Return all of the entries exactly, with nothing added or left out.

** START Given data **

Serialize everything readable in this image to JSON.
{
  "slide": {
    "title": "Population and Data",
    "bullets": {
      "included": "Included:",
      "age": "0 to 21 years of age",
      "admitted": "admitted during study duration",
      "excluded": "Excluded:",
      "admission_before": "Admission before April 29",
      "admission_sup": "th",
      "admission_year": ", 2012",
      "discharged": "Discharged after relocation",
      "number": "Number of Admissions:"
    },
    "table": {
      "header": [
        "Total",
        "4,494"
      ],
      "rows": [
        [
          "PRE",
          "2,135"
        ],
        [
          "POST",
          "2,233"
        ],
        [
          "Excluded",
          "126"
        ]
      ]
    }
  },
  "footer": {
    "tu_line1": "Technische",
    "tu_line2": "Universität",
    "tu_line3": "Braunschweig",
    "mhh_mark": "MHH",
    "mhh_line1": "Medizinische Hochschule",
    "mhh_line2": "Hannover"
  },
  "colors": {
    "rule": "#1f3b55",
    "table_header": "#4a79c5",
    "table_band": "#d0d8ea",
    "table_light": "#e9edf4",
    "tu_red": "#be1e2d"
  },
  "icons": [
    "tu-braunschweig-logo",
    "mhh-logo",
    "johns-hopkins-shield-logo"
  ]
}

** END Given data **

Result:
Serialize everything readable in this image to JSON.
{
  "slide": {
    "title": "Population and Data",
    "bullets": {
      "included": "Included:",
      "age": "0 to 21 years of age",
      "admitted": "admitted during study duration",
      "excluded": "Excluded:",
      "admission_before": "Admission before April 29",
      "admission_sup": "th",
      "admission_year": ", 2012",
      "discharged": "Discharged after relocation",
      "number": "Number of Admissions:"
    },
    "table": {
      "header": [
        "Total",
        "4,494"
      ],
      "rows": [
        [
          "PRE",
          "2,135"
        ],
        [
          "POST",
          "2,233"
        ],
        [
          "Excluded",
          "126"
        ]
      ]
    }
  },
  "footer": {
    "tu_line1": "Technische",
    "tu_line2": "Universität",
    "tu_line3": "Braunschweig",
    "mhh_mark": "MHH",
    "mhh_line1": "Medizinische Hochschule",
    "mhh_line2": "Hannover"
  },
  "colors": {
    "rule": "#1f3b55",
    "table_header": "#4a79c5",
    "table_band": "#d0d8ea",
    "table_light": "#e9edf4",
    "tu_red": "#be1e2d"
  },
  "icons": [
    "tu-braunschweig-logo",
    "mhh-logo",
    "johns-hopkins-shield-logo"
  ]
}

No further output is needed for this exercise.